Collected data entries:
+ + +

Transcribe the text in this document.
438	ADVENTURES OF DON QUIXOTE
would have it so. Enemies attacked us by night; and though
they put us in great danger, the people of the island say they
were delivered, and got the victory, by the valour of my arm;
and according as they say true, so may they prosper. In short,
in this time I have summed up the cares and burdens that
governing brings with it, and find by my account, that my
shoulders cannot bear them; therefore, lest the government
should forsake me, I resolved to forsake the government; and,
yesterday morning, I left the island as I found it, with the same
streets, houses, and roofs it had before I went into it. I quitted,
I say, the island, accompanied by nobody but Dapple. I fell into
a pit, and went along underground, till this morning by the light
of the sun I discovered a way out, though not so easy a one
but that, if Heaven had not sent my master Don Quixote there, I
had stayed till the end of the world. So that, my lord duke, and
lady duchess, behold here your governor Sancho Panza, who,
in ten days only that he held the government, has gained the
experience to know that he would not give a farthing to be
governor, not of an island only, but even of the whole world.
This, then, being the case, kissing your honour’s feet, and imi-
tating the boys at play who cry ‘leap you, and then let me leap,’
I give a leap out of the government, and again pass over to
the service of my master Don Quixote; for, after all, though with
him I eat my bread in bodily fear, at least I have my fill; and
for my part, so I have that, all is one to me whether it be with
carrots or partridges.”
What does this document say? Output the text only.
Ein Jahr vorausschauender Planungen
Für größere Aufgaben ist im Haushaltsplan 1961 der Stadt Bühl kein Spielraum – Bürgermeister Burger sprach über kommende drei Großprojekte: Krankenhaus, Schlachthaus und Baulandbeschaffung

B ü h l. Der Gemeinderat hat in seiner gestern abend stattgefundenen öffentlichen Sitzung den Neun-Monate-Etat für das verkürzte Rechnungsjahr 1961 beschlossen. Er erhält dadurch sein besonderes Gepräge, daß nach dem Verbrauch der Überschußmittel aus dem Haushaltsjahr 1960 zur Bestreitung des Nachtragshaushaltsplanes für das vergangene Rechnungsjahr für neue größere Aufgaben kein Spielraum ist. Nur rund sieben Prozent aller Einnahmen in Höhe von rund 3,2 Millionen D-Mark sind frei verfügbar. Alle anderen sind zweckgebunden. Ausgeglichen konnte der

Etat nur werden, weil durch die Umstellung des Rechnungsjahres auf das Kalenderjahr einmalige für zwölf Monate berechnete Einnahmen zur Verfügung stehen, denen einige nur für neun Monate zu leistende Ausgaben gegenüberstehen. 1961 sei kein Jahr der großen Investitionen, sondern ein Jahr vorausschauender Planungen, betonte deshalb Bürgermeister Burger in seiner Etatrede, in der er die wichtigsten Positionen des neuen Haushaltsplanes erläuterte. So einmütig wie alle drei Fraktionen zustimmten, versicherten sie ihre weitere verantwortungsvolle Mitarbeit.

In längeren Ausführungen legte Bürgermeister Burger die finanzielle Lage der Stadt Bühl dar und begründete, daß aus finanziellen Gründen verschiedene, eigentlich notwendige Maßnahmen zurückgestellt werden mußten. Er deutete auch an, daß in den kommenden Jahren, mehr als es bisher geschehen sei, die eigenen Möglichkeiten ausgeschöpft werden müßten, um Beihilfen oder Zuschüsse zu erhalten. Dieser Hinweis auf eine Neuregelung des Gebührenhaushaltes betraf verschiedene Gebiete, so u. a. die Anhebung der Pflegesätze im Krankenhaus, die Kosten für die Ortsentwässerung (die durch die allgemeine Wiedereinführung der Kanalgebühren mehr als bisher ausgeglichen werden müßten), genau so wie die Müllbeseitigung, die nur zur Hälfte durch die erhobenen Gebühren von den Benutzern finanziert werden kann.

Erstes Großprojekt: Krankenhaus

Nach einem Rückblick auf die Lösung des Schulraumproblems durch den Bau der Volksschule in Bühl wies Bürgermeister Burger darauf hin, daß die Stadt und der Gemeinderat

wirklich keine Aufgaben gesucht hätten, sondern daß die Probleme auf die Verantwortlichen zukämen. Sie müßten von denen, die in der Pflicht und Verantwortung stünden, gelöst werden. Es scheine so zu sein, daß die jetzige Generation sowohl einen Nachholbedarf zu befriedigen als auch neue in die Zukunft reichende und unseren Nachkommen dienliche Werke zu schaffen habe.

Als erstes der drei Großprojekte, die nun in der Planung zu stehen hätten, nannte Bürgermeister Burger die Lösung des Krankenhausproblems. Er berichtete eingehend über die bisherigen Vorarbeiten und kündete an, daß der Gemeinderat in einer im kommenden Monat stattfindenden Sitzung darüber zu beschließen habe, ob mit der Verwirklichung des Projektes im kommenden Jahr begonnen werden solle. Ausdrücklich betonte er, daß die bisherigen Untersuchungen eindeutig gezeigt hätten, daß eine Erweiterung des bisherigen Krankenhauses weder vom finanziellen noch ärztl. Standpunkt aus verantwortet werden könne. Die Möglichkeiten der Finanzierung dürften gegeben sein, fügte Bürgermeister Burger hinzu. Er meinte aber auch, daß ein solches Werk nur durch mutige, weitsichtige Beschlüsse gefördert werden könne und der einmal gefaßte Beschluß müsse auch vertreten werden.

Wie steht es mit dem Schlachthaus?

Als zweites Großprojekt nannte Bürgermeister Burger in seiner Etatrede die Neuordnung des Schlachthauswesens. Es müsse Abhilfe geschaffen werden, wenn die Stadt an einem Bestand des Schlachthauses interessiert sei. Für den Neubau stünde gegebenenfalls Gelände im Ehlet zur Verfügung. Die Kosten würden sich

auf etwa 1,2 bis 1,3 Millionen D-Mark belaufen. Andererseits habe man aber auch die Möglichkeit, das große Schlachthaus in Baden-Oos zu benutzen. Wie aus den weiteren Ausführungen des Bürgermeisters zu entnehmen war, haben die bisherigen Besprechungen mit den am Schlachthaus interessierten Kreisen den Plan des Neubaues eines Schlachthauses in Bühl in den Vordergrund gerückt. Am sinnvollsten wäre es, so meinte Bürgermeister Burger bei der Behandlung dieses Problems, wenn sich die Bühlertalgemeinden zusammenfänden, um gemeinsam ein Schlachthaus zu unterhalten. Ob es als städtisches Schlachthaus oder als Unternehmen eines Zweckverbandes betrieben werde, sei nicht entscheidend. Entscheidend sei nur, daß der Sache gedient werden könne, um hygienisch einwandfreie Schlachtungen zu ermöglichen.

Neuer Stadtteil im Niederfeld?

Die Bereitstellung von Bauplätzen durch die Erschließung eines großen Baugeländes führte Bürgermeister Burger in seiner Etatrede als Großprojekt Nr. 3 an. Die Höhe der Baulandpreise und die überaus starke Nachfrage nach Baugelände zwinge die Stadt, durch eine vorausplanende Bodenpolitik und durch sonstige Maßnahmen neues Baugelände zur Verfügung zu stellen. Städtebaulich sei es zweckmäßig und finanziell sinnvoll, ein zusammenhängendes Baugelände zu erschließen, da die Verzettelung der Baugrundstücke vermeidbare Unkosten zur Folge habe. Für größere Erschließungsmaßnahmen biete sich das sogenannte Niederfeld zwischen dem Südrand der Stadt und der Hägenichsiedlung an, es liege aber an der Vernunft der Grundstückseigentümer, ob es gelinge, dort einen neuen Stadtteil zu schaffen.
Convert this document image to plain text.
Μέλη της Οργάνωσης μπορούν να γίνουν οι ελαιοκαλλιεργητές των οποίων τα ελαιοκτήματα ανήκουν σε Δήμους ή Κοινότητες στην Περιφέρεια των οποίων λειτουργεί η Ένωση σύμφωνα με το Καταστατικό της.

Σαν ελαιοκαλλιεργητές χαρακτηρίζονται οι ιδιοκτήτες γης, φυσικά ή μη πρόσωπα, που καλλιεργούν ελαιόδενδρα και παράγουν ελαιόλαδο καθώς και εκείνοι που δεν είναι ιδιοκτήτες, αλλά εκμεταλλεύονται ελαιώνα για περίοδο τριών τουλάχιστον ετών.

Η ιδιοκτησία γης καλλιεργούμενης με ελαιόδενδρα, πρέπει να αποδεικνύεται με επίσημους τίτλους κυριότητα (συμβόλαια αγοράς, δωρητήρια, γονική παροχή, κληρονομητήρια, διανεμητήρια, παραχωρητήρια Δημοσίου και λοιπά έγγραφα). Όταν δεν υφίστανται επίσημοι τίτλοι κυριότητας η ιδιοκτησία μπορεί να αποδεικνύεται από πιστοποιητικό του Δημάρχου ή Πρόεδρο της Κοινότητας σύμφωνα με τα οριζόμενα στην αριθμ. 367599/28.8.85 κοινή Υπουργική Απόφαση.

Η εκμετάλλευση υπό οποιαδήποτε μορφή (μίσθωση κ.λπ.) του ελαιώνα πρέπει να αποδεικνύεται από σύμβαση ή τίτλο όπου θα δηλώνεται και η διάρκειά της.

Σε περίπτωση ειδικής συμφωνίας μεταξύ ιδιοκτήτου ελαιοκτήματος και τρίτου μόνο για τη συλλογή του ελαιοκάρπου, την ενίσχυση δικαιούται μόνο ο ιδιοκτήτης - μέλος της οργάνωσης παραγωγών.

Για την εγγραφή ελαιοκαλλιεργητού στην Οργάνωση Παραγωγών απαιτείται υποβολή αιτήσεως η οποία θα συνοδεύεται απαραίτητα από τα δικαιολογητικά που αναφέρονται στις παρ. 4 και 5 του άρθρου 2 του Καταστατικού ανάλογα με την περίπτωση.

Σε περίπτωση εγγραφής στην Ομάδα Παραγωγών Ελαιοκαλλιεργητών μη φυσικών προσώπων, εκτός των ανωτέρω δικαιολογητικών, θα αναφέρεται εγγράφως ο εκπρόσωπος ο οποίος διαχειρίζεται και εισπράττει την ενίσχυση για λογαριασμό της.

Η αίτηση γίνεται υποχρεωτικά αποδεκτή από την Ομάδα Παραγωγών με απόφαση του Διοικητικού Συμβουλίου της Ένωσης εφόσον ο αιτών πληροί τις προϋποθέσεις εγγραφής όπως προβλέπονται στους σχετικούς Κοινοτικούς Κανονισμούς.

+ + +

TASK INSTRUCTIONS: In the records above, collect each line with "πρέπει".

REPLY TO THE TASK:
Η ιδιοκτησία γης καλλιεργούμενης με ελαιόδενδρα, πρέπει να αποδεικνύεται με επίσημους τίτλους κυριότητα (συμβόλαια αγοράς, δωρητήρια, γονική παροχή, κληρονομητήρια, διανεμητήρια, παραχωρητήρια Δημοσίου και λοιπά έγγραφα). Όταν δεν υφίστανται επίσημοι τίτλοι κυριότητας η ιδιοκτησία μπορεί να αποδεικνύεται από πιστοποιητικό του Δημάρχου ή Πρόεδρο της Κοινότητας σύμφωνα με τα οριζόμενα στην αριθμ. 367599/28.8.85 κοινή Υπουργική Απόφαση.
Η εκμετάλλευση υπό οποιαδήποτε μορφή (μίσθωση κ.λπ.) του ελαιώνα πρέπει να αποδεικνύεται από σύμβαση ή τίτλο όπου θα δηλώνεται και η διάρκειά της.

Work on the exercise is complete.